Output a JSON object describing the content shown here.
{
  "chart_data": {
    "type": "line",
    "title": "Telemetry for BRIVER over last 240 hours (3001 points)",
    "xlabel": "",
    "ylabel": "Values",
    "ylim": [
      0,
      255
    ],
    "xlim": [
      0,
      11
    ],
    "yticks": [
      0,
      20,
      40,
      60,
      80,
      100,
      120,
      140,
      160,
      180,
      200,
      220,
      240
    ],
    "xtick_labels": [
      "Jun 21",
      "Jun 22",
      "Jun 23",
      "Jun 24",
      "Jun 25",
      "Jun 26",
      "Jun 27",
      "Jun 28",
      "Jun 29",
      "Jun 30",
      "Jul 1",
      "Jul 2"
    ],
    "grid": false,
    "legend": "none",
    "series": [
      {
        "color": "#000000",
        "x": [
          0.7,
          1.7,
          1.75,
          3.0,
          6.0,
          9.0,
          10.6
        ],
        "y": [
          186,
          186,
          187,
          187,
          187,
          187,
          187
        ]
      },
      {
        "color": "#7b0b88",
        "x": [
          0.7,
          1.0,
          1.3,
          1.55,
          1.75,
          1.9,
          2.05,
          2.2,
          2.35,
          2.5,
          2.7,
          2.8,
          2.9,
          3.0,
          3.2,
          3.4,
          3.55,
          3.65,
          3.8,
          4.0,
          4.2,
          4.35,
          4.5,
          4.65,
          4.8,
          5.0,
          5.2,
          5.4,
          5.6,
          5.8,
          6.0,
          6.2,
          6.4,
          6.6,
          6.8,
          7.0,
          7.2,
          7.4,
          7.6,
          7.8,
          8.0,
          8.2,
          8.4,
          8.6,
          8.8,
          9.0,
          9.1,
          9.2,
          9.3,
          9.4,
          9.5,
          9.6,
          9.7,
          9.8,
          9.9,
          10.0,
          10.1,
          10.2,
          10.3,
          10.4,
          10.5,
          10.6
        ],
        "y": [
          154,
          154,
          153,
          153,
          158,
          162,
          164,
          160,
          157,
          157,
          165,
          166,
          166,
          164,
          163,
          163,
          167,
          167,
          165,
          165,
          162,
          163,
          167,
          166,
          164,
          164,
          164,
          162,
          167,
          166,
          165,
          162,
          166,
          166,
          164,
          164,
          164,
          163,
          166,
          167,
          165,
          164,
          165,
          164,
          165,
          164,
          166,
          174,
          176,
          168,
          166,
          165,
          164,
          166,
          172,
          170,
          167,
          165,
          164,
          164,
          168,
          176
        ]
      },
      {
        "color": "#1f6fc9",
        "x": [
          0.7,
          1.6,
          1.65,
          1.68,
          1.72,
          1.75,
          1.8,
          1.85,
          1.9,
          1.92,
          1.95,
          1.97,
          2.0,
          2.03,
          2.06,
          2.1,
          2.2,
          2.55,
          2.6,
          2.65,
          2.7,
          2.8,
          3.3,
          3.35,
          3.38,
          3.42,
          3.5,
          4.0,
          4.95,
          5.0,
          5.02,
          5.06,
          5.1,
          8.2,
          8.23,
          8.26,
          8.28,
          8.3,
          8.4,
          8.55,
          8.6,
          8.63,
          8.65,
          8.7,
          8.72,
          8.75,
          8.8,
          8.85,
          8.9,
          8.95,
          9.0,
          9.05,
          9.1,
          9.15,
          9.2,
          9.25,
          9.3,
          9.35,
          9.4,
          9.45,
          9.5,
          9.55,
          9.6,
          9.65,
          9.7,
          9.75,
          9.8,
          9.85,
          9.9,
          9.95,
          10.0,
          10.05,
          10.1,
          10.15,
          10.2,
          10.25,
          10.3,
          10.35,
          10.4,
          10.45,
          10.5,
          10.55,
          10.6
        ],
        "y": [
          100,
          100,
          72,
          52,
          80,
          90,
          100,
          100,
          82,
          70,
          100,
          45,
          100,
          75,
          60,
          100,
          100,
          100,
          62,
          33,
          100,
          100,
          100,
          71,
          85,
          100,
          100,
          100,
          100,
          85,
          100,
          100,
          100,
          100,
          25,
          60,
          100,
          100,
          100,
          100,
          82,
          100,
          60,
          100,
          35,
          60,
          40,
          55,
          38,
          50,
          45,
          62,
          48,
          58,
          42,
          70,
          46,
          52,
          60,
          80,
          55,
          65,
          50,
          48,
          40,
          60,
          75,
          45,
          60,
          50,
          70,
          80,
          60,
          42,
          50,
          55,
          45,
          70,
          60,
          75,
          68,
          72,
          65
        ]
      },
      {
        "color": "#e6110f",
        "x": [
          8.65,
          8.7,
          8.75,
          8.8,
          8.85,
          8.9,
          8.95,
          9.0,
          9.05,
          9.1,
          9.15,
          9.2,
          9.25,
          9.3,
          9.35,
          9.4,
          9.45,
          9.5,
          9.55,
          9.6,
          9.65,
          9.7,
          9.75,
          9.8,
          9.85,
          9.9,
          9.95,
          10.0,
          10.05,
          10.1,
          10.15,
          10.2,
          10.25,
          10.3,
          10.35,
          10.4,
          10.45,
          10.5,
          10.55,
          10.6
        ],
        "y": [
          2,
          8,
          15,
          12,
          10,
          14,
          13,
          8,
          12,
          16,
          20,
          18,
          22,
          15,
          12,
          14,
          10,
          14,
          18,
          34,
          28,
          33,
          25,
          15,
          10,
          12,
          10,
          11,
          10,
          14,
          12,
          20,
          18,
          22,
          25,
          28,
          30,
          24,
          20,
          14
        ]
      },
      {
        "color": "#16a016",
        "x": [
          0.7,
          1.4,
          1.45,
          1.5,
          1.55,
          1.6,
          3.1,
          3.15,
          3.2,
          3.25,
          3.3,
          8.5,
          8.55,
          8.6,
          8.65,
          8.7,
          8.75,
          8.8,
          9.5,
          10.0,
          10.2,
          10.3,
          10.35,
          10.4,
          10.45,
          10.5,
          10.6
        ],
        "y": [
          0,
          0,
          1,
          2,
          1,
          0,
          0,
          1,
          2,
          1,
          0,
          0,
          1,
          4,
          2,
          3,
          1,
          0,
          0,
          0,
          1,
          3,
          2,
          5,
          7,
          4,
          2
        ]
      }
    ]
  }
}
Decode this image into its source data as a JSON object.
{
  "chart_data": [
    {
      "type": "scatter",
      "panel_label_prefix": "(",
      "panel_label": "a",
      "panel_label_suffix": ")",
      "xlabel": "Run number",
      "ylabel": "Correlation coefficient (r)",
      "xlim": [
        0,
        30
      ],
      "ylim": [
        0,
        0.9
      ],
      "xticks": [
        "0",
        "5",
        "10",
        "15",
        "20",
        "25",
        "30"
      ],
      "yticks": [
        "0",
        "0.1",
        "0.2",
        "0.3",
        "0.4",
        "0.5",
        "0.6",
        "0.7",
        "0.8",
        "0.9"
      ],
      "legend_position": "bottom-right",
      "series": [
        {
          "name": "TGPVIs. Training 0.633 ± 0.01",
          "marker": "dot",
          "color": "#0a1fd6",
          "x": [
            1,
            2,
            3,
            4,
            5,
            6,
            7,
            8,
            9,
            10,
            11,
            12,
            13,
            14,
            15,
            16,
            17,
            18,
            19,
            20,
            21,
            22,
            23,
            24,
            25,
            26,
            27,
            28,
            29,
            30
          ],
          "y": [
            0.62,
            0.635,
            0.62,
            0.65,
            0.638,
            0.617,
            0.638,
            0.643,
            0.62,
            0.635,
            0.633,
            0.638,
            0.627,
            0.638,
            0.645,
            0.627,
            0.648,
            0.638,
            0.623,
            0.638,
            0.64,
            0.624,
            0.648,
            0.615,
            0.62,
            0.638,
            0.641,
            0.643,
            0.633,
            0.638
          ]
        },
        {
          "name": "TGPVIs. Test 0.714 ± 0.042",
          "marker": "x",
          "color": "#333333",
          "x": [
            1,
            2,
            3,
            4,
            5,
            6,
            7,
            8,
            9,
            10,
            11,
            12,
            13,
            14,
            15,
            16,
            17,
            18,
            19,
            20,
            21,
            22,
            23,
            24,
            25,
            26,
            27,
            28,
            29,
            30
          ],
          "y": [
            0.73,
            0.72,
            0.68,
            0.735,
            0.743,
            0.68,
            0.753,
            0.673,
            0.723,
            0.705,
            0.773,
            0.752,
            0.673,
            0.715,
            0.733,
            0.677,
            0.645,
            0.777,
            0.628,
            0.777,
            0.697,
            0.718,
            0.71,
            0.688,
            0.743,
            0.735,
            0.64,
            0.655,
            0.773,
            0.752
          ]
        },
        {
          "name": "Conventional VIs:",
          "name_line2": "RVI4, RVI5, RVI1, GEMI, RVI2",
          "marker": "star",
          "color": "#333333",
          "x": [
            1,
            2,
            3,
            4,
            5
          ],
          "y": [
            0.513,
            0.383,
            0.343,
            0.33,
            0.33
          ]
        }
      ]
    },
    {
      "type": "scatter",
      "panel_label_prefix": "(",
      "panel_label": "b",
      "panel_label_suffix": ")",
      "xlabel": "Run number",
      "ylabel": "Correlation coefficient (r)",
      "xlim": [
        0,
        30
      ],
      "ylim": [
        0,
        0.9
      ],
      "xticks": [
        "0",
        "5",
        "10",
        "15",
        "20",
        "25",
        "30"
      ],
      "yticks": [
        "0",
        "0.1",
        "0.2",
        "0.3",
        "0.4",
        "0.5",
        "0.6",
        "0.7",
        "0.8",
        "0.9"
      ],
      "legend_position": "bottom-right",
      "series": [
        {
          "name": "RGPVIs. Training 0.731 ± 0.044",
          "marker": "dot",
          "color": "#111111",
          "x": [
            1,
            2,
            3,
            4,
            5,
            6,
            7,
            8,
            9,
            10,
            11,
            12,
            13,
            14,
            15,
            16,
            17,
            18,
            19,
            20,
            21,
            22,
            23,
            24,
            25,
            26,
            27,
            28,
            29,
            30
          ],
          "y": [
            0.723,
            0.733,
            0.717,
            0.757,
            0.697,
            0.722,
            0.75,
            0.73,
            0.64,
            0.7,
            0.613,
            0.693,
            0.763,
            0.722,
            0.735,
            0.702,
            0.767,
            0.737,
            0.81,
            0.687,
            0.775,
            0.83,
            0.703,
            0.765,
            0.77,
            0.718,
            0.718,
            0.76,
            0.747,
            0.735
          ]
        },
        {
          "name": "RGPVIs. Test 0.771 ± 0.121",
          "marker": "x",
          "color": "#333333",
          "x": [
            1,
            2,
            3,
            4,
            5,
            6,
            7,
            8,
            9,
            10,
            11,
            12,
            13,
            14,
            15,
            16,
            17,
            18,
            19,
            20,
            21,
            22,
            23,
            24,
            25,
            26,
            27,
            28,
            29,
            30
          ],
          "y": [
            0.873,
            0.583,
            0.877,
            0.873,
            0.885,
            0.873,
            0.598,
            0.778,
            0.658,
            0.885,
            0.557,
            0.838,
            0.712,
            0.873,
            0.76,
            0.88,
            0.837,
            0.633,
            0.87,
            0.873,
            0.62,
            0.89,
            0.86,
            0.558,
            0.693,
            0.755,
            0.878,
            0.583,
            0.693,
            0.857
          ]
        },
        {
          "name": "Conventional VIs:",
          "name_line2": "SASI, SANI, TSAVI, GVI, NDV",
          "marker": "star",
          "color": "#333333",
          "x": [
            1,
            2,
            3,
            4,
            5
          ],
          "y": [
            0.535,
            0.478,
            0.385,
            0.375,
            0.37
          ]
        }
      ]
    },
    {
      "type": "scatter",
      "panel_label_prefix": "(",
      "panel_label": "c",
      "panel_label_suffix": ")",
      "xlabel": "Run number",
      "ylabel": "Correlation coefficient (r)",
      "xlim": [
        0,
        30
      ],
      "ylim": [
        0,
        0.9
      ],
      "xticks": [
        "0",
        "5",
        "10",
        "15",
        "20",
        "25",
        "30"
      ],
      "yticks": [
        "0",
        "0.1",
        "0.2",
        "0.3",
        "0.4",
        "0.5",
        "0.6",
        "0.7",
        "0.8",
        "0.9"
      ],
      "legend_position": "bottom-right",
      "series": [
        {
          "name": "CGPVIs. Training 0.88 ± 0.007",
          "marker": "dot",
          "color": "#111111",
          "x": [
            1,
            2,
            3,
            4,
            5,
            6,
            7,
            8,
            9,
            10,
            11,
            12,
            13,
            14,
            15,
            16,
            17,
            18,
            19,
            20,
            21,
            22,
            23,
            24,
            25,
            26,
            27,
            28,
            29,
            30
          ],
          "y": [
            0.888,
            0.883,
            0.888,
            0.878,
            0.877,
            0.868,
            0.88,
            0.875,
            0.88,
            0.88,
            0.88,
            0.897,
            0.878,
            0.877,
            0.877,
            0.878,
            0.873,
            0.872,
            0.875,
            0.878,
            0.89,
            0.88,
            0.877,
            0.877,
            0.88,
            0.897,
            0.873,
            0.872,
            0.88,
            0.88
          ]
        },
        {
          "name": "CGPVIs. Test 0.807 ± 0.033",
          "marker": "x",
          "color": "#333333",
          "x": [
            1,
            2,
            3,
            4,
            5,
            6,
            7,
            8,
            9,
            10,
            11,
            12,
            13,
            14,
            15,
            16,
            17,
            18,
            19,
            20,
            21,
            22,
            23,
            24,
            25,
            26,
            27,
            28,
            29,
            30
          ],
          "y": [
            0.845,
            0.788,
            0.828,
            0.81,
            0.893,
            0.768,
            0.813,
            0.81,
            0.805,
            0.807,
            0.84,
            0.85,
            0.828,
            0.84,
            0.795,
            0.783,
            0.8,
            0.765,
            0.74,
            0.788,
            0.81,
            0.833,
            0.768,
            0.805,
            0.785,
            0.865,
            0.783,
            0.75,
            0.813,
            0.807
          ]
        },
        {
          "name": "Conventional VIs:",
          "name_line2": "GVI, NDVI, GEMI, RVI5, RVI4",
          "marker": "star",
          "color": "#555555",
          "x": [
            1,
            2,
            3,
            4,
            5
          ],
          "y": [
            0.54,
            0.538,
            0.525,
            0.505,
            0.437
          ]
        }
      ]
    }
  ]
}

> Challenge
Using the listing above, pull out all lines that hold the word "Test".

> Answer to the exercise
          "name": "TGPVIs. Test 0.714 ± 0.042",
          "name": "RGPVIs. Test 0.771 ± 0.121",
          "name": "CGPVIs. Test 0.807 ± 0.033",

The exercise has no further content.